Data
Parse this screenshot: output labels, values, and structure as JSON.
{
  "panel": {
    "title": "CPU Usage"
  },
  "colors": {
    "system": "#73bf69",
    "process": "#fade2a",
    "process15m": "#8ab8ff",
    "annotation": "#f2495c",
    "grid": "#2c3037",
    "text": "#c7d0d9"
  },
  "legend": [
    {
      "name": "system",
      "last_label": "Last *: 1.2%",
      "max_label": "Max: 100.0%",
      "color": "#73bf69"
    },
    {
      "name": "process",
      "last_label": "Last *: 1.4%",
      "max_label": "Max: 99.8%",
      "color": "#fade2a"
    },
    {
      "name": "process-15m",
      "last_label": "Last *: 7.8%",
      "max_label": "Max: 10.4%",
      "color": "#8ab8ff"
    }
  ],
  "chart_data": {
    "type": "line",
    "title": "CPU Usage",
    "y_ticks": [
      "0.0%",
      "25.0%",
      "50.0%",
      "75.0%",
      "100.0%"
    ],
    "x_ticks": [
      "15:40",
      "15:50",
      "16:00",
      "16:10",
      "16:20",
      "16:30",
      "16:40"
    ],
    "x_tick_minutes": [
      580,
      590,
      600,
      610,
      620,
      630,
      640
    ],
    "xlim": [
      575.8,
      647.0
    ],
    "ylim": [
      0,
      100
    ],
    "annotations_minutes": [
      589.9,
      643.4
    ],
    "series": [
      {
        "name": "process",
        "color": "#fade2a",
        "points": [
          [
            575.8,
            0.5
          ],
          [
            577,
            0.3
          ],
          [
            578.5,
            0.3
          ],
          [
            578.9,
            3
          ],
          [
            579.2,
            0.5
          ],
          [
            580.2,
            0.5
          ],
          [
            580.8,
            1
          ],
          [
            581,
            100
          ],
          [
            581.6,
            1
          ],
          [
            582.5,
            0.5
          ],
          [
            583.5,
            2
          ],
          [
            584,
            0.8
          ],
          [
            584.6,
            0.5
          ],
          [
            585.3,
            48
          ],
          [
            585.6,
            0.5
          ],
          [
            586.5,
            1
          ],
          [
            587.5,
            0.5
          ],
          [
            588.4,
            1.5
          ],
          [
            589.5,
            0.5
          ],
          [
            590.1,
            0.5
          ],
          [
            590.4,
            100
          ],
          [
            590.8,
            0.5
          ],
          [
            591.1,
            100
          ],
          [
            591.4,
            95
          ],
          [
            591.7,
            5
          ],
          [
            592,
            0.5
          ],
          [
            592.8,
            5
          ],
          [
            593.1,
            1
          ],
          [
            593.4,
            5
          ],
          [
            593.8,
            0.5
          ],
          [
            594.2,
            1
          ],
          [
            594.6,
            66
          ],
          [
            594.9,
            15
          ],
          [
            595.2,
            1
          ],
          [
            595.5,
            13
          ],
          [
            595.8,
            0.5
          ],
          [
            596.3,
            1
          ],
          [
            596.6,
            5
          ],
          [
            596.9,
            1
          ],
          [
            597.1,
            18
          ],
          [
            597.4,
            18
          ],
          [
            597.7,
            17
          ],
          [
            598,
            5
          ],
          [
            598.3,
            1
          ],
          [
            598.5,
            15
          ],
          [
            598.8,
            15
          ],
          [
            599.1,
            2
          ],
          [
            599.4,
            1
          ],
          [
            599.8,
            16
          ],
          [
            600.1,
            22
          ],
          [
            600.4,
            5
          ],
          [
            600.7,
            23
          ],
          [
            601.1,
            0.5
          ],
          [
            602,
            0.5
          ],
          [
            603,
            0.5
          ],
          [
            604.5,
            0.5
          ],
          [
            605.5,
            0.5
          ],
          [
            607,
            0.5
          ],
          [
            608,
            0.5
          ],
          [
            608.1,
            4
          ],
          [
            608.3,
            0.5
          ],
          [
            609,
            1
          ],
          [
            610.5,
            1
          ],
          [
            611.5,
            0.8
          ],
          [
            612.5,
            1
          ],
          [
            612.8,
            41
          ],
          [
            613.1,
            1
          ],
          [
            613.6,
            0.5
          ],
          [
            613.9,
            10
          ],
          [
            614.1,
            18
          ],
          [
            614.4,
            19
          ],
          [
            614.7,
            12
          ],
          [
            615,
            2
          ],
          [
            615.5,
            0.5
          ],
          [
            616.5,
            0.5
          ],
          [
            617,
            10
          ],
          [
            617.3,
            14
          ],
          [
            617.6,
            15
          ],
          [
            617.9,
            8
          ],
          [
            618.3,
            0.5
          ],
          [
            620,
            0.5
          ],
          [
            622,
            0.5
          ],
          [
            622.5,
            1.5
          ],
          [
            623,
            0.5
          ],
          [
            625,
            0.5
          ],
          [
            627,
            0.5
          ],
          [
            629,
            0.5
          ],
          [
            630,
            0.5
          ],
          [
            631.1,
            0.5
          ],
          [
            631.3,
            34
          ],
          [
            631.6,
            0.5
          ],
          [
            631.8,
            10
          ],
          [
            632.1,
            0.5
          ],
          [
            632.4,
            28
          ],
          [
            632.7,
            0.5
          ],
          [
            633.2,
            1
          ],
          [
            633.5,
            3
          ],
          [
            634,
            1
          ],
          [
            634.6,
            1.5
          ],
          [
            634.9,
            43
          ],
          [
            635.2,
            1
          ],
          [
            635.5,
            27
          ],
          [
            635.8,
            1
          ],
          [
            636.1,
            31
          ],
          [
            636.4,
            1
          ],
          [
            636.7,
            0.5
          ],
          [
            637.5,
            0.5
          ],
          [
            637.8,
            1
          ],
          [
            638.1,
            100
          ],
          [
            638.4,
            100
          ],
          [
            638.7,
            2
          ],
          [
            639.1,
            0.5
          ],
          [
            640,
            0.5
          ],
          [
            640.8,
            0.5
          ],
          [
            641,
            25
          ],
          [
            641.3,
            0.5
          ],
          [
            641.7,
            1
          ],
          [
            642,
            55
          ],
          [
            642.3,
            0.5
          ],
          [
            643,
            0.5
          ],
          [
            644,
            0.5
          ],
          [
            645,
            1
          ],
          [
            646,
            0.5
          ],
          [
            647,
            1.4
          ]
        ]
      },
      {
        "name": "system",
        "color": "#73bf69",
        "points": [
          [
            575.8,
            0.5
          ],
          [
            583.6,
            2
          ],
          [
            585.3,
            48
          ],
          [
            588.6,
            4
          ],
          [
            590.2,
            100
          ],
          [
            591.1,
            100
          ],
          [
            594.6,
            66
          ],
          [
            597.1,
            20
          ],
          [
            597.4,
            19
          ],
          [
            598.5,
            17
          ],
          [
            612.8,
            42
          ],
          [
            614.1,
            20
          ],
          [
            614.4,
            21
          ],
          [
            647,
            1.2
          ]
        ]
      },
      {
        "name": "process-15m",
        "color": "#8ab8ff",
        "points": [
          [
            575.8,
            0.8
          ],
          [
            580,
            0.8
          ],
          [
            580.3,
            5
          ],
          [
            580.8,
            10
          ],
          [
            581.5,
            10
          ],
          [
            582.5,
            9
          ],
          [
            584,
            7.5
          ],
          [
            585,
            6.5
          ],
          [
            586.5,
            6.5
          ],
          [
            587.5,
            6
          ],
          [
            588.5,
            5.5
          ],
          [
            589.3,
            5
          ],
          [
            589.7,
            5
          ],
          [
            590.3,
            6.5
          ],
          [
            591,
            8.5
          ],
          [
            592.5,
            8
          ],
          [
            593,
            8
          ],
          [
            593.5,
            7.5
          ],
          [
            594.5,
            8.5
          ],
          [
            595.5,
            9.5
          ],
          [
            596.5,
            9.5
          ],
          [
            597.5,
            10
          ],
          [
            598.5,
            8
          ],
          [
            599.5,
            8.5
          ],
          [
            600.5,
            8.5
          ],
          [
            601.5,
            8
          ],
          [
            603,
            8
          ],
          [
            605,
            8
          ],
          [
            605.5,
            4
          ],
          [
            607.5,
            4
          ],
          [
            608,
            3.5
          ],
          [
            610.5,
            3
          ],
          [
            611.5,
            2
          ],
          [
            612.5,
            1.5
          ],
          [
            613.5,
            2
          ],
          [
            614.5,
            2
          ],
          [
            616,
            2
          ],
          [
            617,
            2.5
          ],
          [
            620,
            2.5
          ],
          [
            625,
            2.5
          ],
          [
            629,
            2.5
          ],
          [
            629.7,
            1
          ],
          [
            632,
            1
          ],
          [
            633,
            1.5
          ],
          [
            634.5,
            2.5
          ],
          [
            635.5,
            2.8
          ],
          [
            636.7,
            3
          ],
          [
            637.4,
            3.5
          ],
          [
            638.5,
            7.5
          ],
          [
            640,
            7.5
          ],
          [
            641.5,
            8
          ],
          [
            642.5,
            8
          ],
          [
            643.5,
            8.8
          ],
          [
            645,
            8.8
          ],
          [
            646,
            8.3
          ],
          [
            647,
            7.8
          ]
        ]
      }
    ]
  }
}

Stated exercise
Every line holding "name" should be copied out.

Complete output
      "name": "system",
      "name": "process",
      "name": "process-15m",
        "name": "process",
        "name": "system",
        "name": "process-15m",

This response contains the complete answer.